_TEXTO PROPORCIONADO_:
Somos nadie y somos cualquiera: ese ser que soy, ser que se multiplica en muchos seres, que tiene todos los nombres, nos observa desde el espejo y nos reconoce. Puedes despreciarlo, quizá con razón, pero eso no impedirá que cuanto desprecias sea algo que también eres. Hay una soledad plural en este cuento que nunca acaba.


Fotografía: Alen MacWeeney


Teoría del tacto, de Fernanda García Lao

 


Las palabras no vendrán en tu ayuda. No hay en ellas alivio. Pesan sobre tu espalda como interrogaciones antiguas. Cada página es una trampa que te muestra la debilidad de lo que haces. Para eso leemos, como quien acepta esa droga, esa dosis de incomodidad que nos zarandea. Eso quiere hacer con nosotros este libro.

La parataxis domina estos cuentos de Fernanda García Lao. Uno es arrojado a una prosa concentrada, densa, a veces sabiamente irrespirable. El ritmo no cede, no puede hacerlo. La tensión depende de esa velocidad de las imágenes y los pensamientos. El cuerpo es su territorio: cuerpos desnudos, muertos que siguen aquí, insectos que cuidamos, espectros que se venden, manos que no alcanzan a ese otro irreal.

No es complejo relacionar estos cuentos con los de Lina Meruane, tampoco con los experimentos afortunados de Lydia Davis. Estos cuentos, sin embargo, no son ecos. Son fieles a su búsqueda donde el lenguaje sirve a una mirada que se mueve entre el instinto y la pesadilla, un lenguaje que hurga en las heridas, que revela esa contradicción que explica a sus personajes.

En “Réplicas” escuchamos a un hombre desencantado y solitario. Desde niño pensó que era huérfano de padre. No lo era, pero eso lo descubrió muy tarde. Cuidó a su madre hasta su último día. Vio cómo la muerte se apoderaba de ella. Contabilizó esa debacle. Ahora ese hombre paga prostitutas para que lo azoten. El dolor quizá lo libera. Con migas de pan hace réplicas diminutas de virgencitas.

_QUÉ SE PIDE_:
1. Traduce al inglés esta oración de la reseña: «La parataxis domina estos cuentos de Fernanda García Lao.»
2. Reproduce el fragmento de la reseña que empieza con las palabras "La parataxis domina" y acaba después de las palabras "ese otro irreal.".
3. Indica si cada afirmación concuerda con la reseña y cita las palabras que lo deciden: (a) el hombre de «Réplicas» cuidó a su madre hasta su último día; (b) ese hombre supo desde niño que tenía padre; (c) estos cuentos son ecos de los de Lydia Davis.
Los ítems no intervienen en el trabajo con la reseña.

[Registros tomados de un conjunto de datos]

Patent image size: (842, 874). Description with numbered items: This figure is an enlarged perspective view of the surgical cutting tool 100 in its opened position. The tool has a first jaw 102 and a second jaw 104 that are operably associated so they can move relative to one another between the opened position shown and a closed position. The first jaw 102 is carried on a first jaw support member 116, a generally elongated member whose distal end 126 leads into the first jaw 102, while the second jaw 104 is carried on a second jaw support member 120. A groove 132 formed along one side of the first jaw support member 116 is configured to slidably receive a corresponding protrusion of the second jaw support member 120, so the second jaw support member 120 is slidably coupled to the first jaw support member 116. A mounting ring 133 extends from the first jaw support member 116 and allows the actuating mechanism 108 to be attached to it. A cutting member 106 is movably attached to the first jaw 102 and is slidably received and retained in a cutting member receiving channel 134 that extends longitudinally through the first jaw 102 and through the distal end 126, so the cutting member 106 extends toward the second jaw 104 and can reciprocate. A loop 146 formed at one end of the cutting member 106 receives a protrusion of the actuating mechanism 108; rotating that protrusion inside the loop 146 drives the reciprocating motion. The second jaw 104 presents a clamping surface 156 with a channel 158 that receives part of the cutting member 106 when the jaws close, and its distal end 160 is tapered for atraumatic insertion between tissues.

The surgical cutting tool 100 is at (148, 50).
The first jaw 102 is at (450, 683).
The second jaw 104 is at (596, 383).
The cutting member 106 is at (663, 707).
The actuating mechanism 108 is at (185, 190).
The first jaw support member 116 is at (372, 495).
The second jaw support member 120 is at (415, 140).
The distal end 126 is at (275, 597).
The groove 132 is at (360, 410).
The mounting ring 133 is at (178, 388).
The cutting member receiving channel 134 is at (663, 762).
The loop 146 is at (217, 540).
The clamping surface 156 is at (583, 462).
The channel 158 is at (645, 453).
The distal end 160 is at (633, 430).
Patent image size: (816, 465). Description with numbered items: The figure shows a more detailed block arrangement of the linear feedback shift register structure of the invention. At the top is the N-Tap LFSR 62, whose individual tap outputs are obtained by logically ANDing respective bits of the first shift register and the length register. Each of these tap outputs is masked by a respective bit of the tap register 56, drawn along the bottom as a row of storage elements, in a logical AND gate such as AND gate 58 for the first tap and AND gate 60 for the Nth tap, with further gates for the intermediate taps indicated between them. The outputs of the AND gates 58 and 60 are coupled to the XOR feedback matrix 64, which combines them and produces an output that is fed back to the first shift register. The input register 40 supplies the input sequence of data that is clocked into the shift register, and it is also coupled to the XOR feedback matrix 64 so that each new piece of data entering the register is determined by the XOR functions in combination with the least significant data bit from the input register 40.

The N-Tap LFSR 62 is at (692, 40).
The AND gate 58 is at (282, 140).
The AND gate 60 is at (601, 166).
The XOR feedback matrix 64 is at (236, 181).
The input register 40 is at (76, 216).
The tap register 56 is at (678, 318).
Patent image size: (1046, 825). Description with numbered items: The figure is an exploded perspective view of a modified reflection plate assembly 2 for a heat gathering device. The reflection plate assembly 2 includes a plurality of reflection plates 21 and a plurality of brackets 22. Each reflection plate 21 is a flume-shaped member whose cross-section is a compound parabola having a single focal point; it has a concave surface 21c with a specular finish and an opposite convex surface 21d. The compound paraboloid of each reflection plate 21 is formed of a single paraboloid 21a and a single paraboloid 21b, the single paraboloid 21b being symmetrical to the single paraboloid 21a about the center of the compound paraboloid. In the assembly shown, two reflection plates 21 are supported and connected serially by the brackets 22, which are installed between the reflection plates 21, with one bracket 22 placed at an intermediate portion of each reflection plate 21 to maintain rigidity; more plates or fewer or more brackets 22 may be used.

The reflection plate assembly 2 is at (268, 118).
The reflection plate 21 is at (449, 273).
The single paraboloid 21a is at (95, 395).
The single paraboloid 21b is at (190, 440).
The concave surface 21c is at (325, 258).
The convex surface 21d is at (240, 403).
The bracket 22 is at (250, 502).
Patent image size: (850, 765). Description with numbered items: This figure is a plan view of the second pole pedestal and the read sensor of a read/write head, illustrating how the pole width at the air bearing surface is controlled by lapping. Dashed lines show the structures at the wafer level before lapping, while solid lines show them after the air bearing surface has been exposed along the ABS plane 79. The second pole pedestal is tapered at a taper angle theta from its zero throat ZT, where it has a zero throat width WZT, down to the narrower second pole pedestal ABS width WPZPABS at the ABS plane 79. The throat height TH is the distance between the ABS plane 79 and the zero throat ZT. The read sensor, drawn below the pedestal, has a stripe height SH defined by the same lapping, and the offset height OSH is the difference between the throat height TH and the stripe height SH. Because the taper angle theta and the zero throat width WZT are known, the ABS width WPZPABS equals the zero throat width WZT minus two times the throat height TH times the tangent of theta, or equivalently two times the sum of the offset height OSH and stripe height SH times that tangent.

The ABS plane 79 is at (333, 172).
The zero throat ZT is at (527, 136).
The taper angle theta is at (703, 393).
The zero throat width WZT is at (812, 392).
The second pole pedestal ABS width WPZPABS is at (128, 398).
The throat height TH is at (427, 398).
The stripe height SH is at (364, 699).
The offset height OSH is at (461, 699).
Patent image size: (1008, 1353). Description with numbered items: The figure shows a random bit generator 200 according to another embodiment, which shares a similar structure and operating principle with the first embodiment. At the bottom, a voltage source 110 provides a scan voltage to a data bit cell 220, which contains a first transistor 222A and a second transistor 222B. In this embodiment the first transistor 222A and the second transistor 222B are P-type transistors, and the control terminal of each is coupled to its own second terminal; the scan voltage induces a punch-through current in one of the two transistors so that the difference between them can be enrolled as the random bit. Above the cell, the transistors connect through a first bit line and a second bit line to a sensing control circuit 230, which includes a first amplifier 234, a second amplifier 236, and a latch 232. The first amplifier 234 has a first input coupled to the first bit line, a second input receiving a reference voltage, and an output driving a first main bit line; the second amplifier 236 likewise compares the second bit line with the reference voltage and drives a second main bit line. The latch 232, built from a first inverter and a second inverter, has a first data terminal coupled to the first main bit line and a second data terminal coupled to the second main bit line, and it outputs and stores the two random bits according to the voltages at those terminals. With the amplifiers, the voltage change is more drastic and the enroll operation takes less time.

_RESULTADOS POR TAREA_:
1. Parataxis dominates these stories by Fernanda García Lao.

2.
La parataxis domina estos cuentos de Fernanda García Lao. Uno es arrojado a una prosa concentrada, densa, a veces sabiamente irrespirable. El ritmo no cede, no puede hacerlo. La tensión depende de esa velocidad de las imágenes y los pensamientos. El cuerpo es su territorio: cuerpos desnudos, muertos que siguen aquí, insectos que cuidamos, espectros que se venden, manos que no alcanzan a ese otro irreal.

3.
(a) Sí: «Cuidó a su madre hasta su último día.»
(b) No: «Desde niño pensó que era huérfano de padre. No lo era, pero eso lo descubrió muy tarde.»
(c) No: «Estos cuentos, sin embargo, no son ecos.»